◆ **Written request**
The listing beneath should be written out in full, exactly as shown.

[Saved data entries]
-*-*-

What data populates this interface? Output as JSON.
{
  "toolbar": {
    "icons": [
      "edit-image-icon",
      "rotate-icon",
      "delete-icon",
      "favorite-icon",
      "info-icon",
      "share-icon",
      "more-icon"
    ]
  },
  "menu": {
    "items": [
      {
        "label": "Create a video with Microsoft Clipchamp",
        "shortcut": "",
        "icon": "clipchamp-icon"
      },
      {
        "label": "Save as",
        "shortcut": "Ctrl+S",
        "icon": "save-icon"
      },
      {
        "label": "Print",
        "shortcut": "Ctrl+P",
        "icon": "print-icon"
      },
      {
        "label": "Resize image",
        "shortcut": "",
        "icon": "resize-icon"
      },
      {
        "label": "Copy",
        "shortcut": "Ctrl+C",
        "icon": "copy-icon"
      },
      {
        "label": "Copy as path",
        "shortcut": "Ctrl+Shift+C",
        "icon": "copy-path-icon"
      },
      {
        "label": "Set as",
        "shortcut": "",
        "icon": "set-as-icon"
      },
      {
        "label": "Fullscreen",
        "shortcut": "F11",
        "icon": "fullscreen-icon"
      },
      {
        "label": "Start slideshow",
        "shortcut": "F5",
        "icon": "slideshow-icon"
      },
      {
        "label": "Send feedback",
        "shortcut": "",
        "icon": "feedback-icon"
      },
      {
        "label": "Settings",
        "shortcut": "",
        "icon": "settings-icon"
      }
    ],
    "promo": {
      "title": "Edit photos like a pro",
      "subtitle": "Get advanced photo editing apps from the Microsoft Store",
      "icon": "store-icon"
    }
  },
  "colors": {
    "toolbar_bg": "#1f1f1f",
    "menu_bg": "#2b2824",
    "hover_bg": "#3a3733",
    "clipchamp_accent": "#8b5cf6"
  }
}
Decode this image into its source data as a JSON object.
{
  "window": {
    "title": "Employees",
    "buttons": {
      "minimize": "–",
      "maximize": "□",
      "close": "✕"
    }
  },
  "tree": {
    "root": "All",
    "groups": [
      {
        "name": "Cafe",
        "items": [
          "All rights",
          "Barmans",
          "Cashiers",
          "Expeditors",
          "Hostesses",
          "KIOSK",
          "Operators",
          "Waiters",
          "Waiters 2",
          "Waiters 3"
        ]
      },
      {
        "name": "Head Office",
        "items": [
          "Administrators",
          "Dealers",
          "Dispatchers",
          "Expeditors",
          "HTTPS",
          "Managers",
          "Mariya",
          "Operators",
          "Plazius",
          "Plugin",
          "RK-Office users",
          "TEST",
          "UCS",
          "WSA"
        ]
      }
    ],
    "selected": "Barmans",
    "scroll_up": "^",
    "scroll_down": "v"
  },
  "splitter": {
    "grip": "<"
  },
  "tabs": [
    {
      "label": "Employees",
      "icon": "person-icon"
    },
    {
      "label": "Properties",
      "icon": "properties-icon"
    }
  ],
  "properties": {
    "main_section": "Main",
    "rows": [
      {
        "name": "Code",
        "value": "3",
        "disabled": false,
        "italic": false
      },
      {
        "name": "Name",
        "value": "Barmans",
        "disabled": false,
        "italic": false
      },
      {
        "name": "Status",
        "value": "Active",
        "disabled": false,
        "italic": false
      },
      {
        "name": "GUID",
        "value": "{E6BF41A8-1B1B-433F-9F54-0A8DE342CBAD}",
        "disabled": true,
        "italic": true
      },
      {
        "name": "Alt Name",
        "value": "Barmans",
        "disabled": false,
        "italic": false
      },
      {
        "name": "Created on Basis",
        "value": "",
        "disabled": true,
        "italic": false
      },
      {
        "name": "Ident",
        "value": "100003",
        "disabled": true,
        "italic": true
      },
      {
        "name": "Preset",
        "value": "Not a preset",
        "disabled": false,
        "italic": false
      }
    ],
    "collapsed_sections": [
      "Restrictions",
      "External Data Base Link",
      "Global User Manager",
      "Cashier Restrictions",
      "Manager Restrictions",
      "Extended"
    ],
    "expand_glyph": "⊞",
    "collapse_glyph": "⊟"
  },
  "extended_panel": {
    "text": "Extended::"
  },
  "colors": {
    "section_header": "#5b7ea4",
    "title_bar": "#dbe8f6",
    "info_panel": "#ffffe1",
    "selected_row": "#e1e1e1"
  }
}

-*-*-

◆ **Result for this task**
What data populates this interface? Output as JSON.
{
  "toolbar": {
    "icons": [
      "edit-image-icon",
      "rotate-icon",
      "delete-icon",
      "favorite-icon",
      "info-icon",
      "share-icon",
      "more-icon"
    ]
  },
  "menu": {
    "items": [
      {
        "label": "Create a video with Microsoft Clipchamp",
        "shortcut": "",
        "icon": "clipchamp-icon"
      },
      {
        "label": "Save as",
        "shortcut": "Ctrl+S",
        "icon": "save-icon"
      },
      {
        "label": "Print",
        "shortcut": "Ctrl+P",
        "icon": "print-icon"
      },
      {
        "label": "Resize image",
        "shortcut": "",
        "icon": "resize-icon"
      },
      {
        "label": "Copy",
        "shortcut": "Ctrl+C",
        "icon": "copy-icon"
      },
      {
        "label": "Copy as path",
        "shortcut": "Ctrl+Shift+C",
        "icon": "copy-path-icon"
      },
      {
        "label": "Set as",
        "shortcut": "",
        "icon": "set-as-icon"
      },
      {
        "label": "Fullscreen",
        "shortcut": "F11",
        "icon": "fullscreen-icon"
      },
      {
        "label": "Start slideshow",
        "shortcut": "F5",
        "icon": "slideshow-icon"
      },
      {
        "label": "Send feedback",
        "shortcut": "",
        "icon": "feedback-icon"
      },
      {
        "label": "Settings",
        "shortcut": "",
        "icon": "settings-icon"
      }
    ],
    "promo": {
      "title": "Edit photos like a pro",
      "subtitle": "Get advanced photo editing apps from the Microsoft Store",
      "icon": "store-icon"
    }
  },
  "colors": {
    "toolbar_bg": "#1f1f1f",
    "menu_bg": "#2b2824",
    "hover_bg": "#3a3733",
    "clipchamp_accent": "#8b5cf6"
  }
}
Decode this image into its source data as a JSON object.
{
  "window": {
    "title": "Employees",
    "buttons": {
      "minimize": "–",
      "maximize": "□",
      "close": "✕"
    }
  },
  "tree": {
    "root": "All",
    "groups": [
      {
        "name": "Cafe",
        "items": [
          "All rights",
          "Barmans",
          "Cashiers",
          "Expeditors",
          "Hostesses",
          "KIOSK",
          "Operators",
          "Waiters",
          "Waiters 2",
          "Waiters 3"
        ]
      },
      {
        "name": "Head Office",
        "items": [
          "Administrators",
          "Dealers",
          "Dispatchers",
          "Expeditors",
          "HTTPS",
          "Managers",
          "Mariya",
          "Operators",
          "Plazius",
          "Plugin",
          "RK-Office users",
          "TEST",
          "UCS",
          "WSA"
        ]
      }
    ],
    "selected": "Barmans",
    "scroll_up": "^",
    "scroll_down": "v"
  },
  "splitter": {
    "grip": "<"
  },
  "tabs": [
    {
      "label": "Employees",
      "icon": "person-icon"
    },
    {
      "label": "Properties",
      "icon": "properties-icon"
    }
  ],
  "properties": {
    "main_section": "Main",
    "rows": [
      {
        "name": "Code",
        "value": "3",
        "disabled": false,
        "italic": false
      },
      {
        "name": "Name",
        "value": "Barmans",
        "disabled": false,
        "italic": false
      },
      {
        "name": "Status",
        "value": "Active",
        "disabled": false,
        "italic": false
      },
      {
        "name": "GUID",
        "value": "{E6BF41A8-1B1B-433F-9F54-0A8DE342CBAD}",
        "disabled": true,
        "italic": true
      },
      {
        "name": "Alt Name",
        "value": "Barmans",
        "disabled": false,
        "italic": false
      },
      {
        "name": "Created on Basis",
        "value": "",
        "disabled": true,
        "italic": false
      },
      {
        "name": "Ident",
        "value": "100003",
        "disabled": true,
        "italic": true
      },
      {
        "name": "Preset",
        "value": "Not a preset",
        "disabled": false,
        "italic": false
      }
    ],
    "collapsed_sections": [
      "Restrictions",
      "External Data Base Link",
      "Global User Manager",
      "Cashier Restrictions",
      "Manager Restrictions",
      "Extended"
    ],
    "expand_glyph": "⊞",
    "collapse_glyph": "⊟"
  },
  "extended_panel": {
    "text": "Extended::"
  },
  "colors": {
    "section_header": "#5b7ea4",
    "title_bar": "#dbe8f6",
    "info_panel": "#ffffe1",
    "selected_row": "#e1e1e1"
  }
}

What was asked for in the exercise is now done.